SOURCE MATERIAL:
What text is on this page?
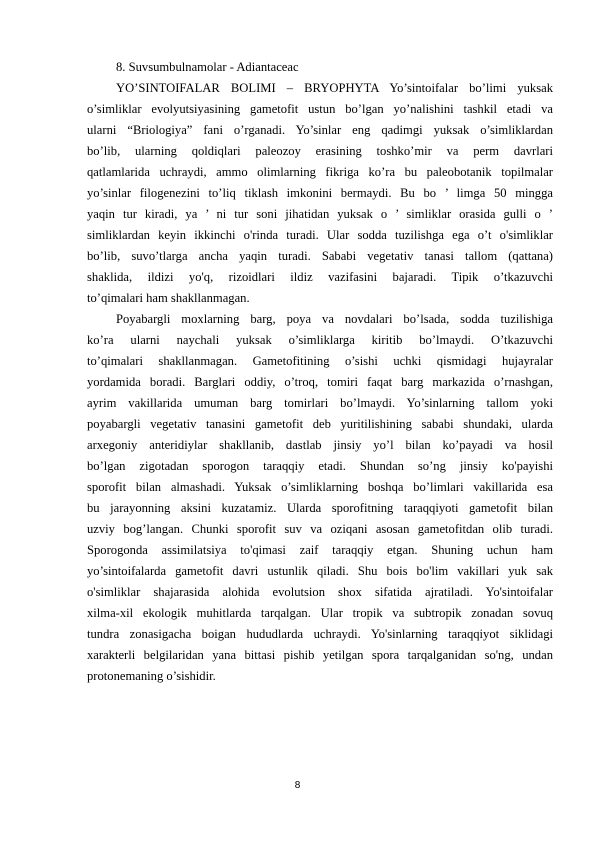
8. Suvsumbulnamolar - Adiantaceac
YO’SINTOIFALAR BOLIMI – BRYOPHYTA Yo’sintoifalar bo’limi yuksak
o’simliklar evolyutsiyasining gametofit ustun bo’lgan yo’nalishini tashkil etadi va
ularni “Briologiya” fani o’rganadi. Yo’sinlar eng qadimgi yuksak o’simliklardan
bo’lib, ularning qoldiqlari paleozoy erasining toshko’mir va perm davrlari
qatlamlarida uchraydi, ammo olimlarning fikriga ko’ra bu paleobotanik topilmalar
yo’sinlar filogenezini to’liq tiklash imkonini bermaydi. Bu bo ’ limga 50 mingga
yaqin tur kiradi, ya ’ ni tur soni jihatidan yuksak o ’ simliklar orasida gulli o ’
simliklardan keyin ikkinchi o'rinda turadi. Ular sodda tuzilishga ega o’t o'simliklar
bo’lib, suvo’tlarga ancha yaqin turadi. Sababi vegetativ tanasi tallom (qattana)
shaklida, ildizi yo'q, rizoidlari ildiz vazifasini bajaradi. Tipik o’tkazuvchi
to’qimalari ham shakllanmagan.
Poyabargli moxlarning barg, poya va novdalari bo’lsada, sodda tuzilishiga
ko’ra ularni naychali yuksak o’simliklarga kiritib bo’lmaydi. O’tkazuvchi
to’qimalari shakllanmagan. Gametofitining o’sishi uchki qismidagi hujayralar
yordamida boradi. Barglari oddiy, o’troq, tomiri faqat barg markazida o’rnashgan,
ayrim vakillarida umuman barg tomirlari bo’lmaydi. Yo’sinlarning tallom yoki
poyabargli vegetativ tanasini gametofit deb yuritilishining sababi shundaki, ularda
arxegoniy anteridiylar shakllanib, dastlab jinsiy yo’l bilan ko’payadi va hosil
bo’lgan zigotadan sporogon taraqqiy etadi. Shundan so’ng jinsiy ko'payishi
sporofit bilan almashadi. Yuksak o’simliklarning boshqa bo’limlari vakillarida esa
bu jarayonning aksini kuzatamiz. Ularda sporofitning taraqqiyoti gametofit bilan
uzviy bog’langan. Chunki sporofit suv va oziqani asosan gametofitdan olib turadi.
Sporogonda assimilatsiya to'qimasi zaif taraqqiy etgan. Shuning uchun ham
yo’sintoifalarda gametofit davri ustunlik qiladi. Shu bois bo'lim vakillari yuk sak
o'simliklar shajarasida alohida evolutsion shox sifatida ajratiladi. Yo'sintoifalar
xilma-xil ekologik muhitlarda tarqalgan. Ular tropik va subtropik zonadan sovuq
tundra zonasigacha boigan hududlarda uchraydi. Yo'sinlarning taraqqiyot siklidagi
xarakterli belgilaridan yana bittasi pishib yetilgan spora tarqalganidan so'ng, undan
protonemaning o’sishidir.
8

EXERCISE DIRECTIONS:
Select every line of the records holding the string "vakillarida".

RESPONSE TO THE EXERCISE:
ayrim vakillarida umuman barg tomirlari bo’lmaydi. Yo’sinlarning tallom yoki
sporofit bilan almashadi. Yuksak o’simliklarning boshqa bo’limlari vakillarida esa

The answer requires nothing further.